■ **What to do**: Exactly repeat the full listing that follows.

[Data items]
──────────────────────────────
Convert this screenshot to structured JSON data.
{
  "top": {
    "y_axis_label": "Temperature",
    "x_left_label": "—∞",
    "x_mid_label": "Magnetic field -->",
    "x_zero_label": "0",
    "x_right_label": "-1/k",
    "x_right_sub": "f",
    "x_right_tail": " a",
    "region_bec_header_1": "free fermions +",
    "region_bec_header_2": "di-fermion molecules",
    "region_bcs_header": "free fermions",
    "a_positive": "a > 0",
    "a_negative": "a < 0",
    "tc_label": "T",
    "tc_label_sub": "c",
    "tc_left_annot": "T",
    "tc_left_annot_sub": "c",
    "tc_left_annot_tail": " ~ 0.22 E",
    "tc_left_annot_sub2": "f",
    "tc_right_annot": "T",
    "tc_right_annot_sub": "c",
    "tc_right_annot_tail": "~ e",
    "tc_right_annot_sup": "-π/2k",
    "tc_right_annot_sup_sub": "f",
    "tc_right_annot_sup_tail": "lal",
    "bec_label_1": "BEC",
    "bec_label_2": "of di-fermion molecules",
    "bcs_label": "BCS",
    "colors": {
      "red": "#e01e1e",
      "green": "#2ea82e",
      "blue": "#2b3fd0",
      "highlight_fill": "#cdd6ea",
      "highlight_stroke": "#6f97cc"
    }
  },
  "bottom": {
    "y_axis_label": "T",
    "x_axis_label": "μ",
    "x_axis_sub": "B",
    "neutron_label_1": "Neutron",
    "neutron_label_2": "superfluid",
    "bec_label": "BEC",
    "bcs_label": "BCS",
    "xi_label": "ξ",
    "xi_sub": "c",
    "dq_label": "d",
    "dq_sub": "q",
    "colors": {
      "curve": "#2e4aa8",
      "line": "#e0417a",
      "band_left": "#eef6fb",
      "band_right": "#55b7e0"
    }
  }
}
──────────────────────────────
■ **Solved exercise**:
Convert this screenshot to structured JSON data.
{
  "top": {
    "y_axis_label": "Temperature",
    "x_left_label": "—∞",
    "x_mid_label": "Magnetic field -->",
    "x_zero_label": "0",
    "x_right_label": "-1/k",
    "x_right_sub": "f",
    "x_right_tail": " a",
    "region_bec_header_1": "free fermions +",
    "region_bec_header_2": "di-fermion molecules",
    "region_bcs_header": "free fermions",
    "a_positive": "a > 0",
    "a_negative": "a < 0",
    "tc_label": "T",
    "tc_label_sub": "c",
    "tc_left_annot": "T",
    "tc_left_annot_sub": "c",
    "tc_left_annot_tail": " ~ 0.22 E",
    "tc_left_annot_sub2": "f",
    "tc_right_annot": "T",
    "tc_right_annot_sub": "c",
    "tc_right_annot_tail": "~ e",
    "tc_right_annot_sup": "-π/2k",
    "tc_right_annot_sup_sub": "f",
    "tc_right_annot_sup_tail": "lal",
    "bec_label_1": "BEC",
    "bec_label_2": "of di-fermion molecules",
    "bcs_label": "BCS",
    "colors": {
      "red": "#e01e1e",
      "green": "#2ea82e",
      "blue": "#2b3fd0",
      "highlight_fill": "#cdd6ea",
      "highlight_stroke": "#6f97cc"
    }
  },
  "bottom": {
    "y_axis_label": "T",
    "x_axis_label": "μ",
    "x_axis_sub": "B",
    "neutron_label_1": "Neutron",
    "neutron_label_2": "superfluid",
    "bec_label": "BEC",
    "bcs_label": "BCS",
    "xi_label": "ξ",
    "xi_sub": "c",
    "dq_label": "d",
    "dq_sub": "q",
    "colors": {
      "curve": "#2e4aa8",
      "line": "#e0417a",
      "band_left": "#eef6fb",
      "band_right": "#55b7e0"
    }
  }
}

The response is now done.